**EXERCISE GOAL:**
Check each line of the data for "bien" and select those that have it.

**STORED RECORDS:**
-- START --

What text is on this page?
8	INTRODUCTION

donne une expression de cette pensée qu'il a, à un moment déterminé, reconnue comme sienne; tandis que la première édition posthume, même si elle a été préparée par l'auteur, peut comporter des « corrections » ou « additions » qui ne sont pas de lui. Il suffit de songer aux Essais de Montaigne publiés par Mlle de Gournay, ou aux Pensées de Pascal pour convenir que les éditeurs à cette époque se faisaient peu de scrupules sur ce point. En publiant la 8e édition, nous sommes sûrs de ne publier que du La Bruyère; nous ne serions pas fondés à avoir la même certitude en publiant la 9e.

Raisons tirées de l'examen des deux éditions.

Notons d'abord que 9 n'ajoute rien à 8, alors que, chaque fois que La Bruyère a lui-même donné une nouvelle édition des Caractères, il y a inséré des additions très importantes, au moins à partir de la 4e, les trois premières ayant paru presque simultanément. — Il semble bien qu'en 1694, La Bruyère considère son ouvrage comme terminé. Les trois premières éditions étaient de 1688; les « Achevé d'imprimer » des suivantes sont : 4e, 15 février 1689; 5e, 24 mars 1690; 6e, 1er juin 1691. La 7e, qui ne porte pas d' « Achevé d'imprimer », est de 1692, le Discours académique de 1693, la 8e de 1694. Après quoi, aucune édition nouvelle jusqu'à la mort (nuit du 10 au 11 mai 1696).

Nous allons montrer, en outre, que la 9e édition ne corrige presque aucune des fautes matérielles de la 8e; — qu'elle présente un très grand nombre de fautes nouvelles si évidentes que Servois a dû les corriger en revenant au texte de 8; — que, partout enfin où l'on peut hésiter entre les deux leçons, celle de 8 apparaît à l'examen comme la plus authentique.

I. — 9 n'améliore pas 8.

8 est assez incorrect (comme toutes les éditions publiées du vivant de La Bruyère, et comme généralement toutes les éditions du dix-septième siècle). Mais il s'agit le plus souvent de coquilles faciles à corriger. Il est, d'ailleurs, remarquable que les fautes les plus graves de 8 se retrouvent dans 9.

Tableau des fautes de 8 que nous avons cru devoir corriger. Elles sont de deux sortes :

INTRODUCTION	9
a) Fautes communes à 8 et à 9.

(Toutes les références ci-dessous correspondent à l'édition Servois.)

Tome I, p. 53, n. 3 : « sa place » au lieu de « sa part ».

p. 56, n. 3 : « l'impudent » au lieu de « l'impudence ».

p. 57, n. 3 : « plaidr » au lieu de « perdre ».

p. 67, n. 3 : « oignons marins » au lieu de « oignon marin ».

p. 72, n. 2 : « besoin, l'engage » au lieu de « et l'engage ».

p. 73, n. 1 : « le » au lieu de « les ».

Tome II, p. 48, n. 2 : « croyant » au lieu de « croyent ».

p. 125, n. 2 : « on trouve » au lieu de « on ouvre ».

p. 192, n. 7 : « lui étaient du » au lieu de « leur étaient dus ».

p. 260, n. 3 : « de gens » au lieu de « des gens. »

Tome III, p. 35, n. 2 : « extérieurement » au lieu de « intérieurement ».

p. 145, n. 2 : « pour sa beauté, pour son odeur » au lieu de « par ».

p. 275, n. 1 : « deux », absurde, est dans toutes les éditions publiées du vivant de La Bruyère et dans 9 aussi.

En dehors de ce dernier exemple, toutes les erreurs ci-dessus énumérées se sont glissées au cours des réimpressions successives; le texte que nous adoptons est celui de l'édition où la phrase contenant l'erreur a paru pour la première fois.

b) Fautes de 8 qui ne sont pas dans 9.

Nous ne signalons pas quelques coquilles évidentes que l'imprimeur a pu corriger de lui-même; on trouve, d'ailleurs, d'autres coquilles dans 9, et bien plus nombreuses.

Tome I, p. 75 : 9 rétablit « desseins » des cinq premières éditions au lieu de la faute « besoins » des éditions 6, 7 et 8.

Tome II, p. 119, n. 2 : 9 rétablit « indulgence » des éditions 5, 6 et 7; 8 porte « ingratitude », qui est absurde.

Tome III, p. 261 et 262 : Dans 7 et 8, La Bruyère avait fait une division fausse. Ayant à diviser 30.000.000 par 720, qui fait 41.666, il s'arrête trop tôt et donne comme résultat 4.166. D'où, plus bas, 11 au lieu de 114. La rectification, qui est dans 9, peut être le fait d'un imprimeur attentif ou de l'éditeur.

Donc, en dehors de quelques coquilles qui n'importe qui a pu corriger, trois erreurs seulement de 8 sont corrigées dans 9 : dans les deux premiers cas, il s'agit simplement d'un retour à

-- END --

**RESULT:**
Notons d'abord que 9 n'ajoute rien à 8, alors que, chaque fois que La Bruyère a lui-même donné une nouvelle édition des Caractères, il y a inséré des additions très importantes, au moins à partir de la 4e, les trois premières ayant paru presque simultanément. — Il semble bien qu'en 1694, La Bruyère considère son ouvrage comme terminé. Les trois premières éditions étaient de 1688; les « Achevé d'imprimer » des suivantes sont : 4e, 15 février 1689; 5e, 24 mars 1690; 6e, 1er juin 1691. La 7e, qui ne porte pas d' « Achevé d'imprimer », est de 1692, le Discours académique de 1693, la 8e de 1694. Après quoi, aucune édition nouvelle jusqu'à la mort (nuit du 10 au 11 mai 1696).
Nous ne signalons pas quelques coquilles évidentes que l'imprimeur a pu corriger de lui-même; on trouve, d'ailleurs, d'autres coquilles dans 9, et bien plus nombreuses.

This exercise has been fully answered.